Your task
Below are some entries. Output each one exactly as it appears.

Working data
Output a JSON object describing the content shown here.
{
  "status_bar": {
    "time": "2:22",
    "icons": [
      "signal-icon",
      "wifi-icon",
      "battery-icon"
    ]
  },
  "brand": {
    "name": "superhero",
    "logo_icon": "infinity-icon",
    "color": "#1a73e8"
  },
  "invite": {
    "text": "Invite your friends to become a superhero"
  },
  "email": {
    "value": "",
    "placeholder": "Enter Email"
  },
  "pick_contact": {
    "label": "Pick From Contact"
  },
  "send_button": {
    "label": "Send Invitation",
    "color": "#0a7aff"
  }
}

Reply
Output a JSON object describing the content shown here.
{
  "status_bar": {
    "time": "2:22",
    "icons": [
      "signal-icon",
      "wifi-icon",
      "battery-icon"
    ]
  },
  "brand": {
    "name": "superhero",
    "logo_icon": "infinity-icon",
    "color": "#1a73e8"
  },
  "invite": {
    "text": "Invite your friends to become a superhero"
  },
  "email": {
    "value": "",
    "placeholder": "Enter Email"
  },
  "pick_contact": {
    "label": "Pick From Contact"
  },
  "send_button": {
    "label": "Send Invitation",
    "color": "#0a7aff"
  }
}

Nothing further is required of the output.